Short exercise a:
Reproduce the ISO 22382 overview word for word, in full.

= ISO 22382 =

International tax stamp standard

ISO 22382:2018 Security and resilience – Authenticity, integrity and trust for products and documents – Guidelines for the content, security and issuance of excise tax stamps, is an international standard developed by ISO/TC 292 Security and resilience and published by the International Organization for Standardization in 2018.

ISO 22382 is a guidance document that provides various of recommendations for the content, security, issuance and examination of physical tax stamps. The purpose of the standard is to avoid counterfeited products and ensure that the required taxes have been paid for, for example on items as tobacco and alcohol.

Given data:
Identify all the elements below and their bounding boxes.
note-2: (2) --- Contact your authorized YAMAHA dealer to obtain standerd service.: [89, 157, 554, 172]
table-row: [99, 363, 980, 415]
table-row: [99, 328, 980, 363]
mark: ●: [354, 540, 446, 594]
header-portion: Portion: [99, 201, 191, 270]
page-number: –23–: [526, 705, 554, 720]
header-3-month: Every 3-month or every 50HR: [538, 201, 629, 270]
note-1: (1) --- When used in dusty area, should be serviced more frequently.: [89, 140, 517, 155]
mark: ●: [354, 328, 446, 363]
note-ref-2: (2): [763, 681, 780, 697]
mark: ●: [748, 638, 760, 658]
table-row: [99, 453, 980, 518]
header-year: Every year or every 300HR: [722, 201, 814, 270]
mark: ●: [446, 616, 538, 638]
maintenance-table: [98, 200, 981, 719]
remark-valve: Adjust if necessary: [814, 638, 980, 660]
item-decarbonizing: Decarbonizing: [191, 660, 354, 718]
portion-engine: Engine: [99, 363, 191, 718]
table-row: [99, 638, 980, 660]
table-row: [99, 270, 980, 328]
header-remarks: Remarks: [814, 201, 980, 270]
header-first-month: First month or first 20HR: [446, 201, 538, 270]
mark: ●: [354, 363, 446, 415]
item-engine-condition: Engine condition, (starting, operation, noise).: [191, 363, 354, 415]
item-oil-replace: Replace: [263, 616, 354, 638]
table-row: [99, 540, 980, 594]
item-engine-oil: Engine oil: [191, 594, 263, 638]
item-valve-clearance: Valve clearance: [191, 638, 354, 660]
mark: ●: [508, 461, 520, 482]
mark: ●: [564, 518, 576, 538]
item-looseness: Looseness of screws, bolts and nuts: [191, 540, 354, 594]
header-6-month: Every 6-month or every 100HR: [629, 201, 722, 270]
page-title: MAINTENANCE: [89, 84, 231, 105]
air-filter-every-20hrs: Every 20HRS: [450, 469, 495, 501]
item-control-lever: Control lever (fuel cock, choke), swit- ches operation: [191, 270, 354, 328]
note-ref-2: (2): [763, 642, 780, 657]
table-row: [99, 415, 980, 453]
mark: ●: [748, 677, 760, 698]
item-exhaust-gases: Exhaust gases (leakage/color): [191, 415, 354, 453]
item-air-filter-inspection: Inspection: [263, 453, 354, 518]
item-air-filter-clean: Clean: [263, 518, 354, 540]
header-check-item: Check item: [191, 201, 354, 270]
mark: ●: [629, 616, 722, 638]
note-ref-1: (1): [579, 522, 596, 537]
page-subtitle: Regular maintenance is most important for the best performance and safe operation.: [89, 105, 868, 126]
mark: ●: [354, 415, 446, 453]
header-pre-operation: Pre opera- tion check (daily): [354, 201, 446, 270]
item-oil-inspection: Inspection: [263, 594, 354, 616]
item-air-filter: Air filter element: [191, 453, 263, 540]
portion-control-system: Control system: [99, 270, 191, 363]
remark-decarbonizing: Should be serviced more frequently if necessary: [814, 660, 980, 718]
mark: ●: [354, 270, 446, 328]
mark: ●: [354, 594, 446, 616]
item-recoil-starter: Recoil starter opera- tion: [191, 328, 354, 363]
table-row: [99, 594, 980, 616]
==
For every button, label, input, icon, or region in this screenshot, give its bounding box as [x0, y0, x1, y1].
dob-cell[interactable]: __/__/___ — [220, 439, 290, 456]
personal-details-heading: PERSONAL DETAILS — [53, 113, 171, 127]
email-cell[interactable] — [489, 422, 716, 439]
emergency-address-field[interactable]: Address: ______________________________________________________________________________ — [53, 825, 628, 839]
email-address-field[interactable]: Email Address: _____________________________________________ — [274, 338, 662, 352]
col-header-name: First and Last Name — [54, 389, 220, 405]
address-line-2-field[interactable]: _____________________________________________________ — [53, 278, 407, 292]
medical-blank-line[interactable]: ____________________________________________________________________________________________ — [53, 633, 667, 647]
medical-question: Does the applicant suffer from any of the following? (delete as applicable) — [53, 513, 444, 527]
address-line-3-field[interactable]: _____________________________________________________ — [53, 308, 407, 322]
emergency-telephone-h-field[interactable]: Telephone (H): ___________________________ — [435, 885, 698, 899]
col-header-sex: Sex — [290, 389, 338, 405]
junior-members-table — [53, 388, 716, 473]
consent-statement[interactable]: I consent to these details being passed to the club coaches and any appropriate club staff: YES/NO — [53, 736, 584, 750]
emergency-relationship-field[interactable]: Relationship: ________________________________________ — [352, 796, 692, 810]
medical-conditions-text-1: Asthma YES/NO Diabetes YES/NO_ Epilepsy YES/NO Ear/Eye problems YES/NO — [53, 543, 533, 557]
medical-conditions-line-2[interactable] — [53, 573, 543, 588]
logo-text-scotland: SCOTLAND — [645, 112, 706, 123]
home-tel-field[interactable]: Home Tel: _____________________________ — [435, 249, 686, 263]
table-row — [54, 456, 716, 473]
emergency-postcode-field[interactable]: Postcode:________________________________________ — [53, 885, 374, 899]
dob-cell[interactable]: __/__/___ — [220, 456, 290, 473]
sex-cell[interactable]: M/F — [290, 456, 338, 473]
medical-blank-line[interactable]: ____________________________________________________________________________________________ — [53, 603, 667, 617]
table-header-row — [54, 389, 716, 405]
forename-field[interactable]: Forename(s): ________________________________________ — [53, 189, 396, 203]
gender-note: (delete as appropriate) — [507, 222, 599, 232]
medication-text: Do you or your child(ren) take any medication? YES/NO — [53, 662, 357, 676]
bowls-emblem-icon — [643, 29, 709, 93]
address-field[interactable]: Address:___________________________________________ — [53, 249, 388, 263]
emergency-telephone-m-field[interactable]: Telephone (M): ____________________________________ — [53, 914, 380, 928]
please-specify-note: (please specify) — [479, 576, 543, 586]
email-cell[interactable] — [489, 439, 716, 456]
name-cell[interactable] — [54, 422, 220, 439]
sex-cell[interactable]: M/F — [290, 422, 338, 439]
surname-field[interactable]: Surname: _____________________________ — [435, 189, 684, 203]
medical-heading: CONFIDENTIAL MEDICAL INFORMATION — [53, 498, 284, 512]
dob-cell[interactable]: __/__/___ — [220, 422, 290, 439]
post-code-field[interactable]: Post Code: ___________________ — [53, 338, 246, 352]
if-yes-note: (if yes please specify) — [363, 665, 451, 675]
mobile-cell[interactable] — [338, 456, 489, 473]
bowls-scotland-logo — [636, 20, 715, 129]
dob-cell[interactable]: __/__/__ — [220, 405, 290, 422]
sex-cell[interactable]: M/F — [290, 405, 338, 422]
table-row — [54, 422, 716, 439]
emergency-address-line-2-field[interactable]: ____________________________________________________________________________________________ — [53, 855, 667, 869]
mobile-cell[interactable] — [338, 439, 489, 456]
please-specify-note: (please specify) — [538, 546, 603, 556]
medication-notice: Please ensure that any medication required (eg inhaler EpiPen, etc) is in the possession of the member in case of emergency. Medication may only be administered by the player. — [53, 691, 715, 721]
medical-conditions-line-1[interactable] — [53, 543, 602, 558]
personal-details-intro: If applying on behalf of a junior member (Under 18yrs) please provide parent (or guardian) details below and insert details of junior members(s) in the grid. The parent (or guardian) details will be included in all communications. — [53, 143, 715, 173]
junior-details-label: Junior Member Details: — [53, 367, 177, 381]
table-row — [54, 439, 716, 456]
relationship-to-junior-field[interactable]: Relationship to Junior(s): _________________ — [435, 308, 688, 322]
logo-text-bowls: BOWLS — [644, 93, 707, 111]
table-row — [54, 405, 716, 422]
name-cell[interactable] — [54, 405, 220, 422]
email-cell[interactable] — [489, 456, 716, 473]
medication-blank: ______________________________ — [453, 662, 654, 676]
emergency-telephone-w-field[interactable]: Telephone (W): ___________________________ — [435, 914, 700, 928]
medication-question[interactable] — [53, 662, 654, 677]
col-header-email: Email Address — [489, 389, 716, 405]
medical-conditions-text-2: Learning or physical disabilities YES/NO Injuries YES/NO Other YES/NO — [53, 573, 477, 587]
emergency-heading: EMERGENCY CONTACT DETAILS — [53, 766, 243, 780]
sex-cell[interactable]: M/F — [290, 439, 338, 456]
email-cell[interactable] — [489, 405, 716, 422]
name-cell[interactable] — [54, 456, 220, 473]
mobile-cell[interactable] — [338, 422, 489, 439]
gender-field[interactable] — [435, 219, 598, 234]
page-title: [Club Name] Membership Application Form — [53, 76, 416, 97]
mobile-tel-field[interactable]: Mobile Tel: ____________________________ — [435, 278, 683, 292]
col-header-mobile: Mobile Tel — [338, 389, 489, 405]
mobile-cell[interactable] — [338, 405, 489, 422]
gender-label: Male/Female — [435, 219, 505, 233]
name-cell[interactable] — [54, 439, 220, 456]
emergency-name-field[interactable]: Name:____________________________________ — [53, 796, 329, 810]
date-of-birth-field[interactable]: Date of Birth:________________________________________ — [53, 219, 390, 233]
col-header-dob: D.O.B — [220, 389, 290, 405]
...
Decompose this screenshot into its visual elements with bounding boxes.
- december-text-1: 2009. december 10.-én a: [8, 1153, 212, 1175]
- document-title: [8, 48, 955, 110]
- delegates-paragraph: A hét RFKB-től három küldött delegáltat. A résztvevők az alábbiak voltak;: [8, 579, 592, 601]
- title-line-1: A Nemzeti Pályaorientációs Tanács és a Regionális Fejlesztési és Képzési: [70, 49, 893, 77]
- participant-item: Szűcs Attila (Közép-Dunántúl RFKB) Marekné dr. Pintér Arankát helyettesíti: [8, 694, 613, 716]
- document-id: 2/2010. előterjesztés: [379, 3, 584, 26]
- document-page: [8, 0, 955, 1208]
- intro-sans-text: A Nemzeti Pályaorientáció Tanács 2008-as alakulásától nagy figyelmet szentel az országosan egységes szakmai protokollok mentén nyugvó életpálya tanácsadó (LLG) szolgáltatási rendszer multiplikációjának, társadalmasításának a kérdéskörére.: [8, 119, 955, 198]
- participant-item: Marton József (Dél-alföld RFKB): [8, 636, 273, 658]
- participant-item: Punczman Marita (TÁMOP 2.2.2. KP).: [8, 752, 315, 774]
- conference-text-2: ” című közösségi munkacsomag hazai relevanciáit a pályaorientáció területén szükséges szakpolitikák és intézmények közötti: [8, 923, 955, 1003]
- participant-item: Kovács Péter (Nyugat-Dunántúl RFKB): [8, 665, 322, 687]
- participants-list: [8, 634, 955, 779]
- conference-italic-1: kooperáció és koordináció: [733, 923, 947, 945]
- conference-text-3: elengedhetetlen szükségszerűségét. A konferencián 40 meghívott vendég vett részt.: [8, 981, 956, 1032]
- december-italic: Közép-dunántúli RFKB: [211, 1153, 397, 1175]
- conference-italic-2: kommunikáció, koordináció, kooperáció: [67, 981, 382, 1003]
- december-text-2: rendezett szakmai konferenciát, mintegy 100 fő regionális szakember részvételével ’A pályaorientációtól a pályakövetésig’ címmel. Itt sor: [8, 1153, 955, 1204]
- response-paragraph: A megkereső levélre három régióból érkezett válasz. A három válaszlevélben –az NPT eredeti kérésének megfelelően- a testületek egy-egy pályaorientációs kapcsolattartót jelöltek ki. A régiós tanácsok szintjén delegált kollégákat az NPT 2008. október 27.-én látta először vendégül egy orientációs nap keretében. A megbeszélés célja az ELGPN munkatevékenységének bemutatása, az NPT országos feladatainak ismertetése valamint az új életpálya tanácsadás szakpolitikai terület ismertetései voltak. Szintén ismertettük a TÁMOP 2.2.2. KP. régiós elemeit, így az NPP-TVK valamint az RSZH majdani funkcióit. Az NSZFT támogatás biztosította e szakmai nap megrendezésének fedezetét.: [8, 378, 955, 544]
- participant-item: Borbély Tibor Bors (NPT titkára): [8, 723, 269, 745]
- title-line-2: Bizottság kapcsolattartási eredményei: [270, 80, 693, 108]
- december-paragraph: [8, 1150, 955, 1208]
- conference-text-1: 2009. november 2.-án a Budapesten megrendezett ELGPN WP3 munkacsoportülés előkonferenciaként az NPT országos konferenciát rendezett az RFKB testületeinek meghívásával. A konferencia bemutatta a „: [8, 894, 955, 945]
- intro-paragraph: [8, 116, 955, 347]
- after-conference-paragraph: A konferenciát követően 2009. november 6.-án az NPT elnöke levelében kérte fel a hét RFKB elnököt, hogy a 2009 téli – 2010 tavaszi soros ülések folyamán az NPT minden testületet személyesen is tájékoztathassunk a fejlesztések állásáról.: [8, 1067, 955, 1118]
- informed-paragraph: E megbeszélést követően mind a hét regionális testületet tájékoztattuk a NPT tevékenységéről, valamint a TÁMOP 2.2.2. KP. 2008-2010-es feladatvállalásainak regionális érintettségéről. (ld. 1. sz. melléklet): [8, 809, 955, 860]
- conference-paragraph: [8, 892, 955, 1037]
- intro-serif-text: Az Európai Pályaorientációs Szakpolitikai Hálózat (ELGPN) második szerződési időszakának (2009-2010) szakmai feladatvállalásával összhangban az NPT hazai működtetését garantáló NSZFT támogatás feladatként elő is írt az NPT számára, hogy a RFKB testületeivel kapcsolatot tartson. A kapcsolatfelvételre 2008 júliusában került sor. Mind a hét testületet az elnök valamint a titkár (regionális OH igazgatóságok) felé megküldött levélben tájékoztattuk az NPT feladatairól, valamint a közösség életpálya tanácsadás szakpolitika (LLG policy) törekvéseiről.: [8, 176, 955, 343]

Short exercise b:
Put each line of the records, from the line containing "Identify all the" through the line containing "table-row: [99, 453, 980, 518]", into a JSON list of strings, one string per line, leaving out blank lines.

Right answer a:
= ISO 22382 =

International tax stamp standard

ISO 22382:2018 Security and resilience – Authenticity, integrity and trust for products and documents – Guidelines for the content, security and issuance of excise tax stamps, is an international standard developed by ISO/TC 292 Security and resilience and published by the International Organization for Standardization in 2018.

ISO 22382 is a guidance document that provides various of recommendations for the content, security, issuance and examination of physical tax stamps. The purpose of the standard is to avoid counterfeited products and ensure that the required taxes have been paid for, for example on items as tobacco and alcohol.

Right answer b:
[
  "Identify all the elements below and their bounding boxes.",
  "note-2: (2) --- Contact your authorized YAMAHA dealer to obtain standerd service.: [89, 157, 554, 172]",
  "table-row: [99, 363, 980, 415]",
  "table-row: [99, 328, 980, 363]",
  "mark: ●: [354, 540, 446, 594]",
  "header-portion: Portion: [99, 201, 191, 270]",
  "page-number: –23–: [526, 705, 554, 720]",
  "header-3-month: Every 3-month or every 50HR: [538, 201, 629, 270]",
  "note-1: (1) --- When used in dusty area, should be serviced more frequently.: [89, 140, 517, 155]",
  "mark: ●: [354, 328, 446, 363]",
  "note-ref-2: (2): [763, 681, 780, 697]",
  "mark: ●: [748, 638, 760, 658]",
  "table-row: [99, 453, 980, 518]"
]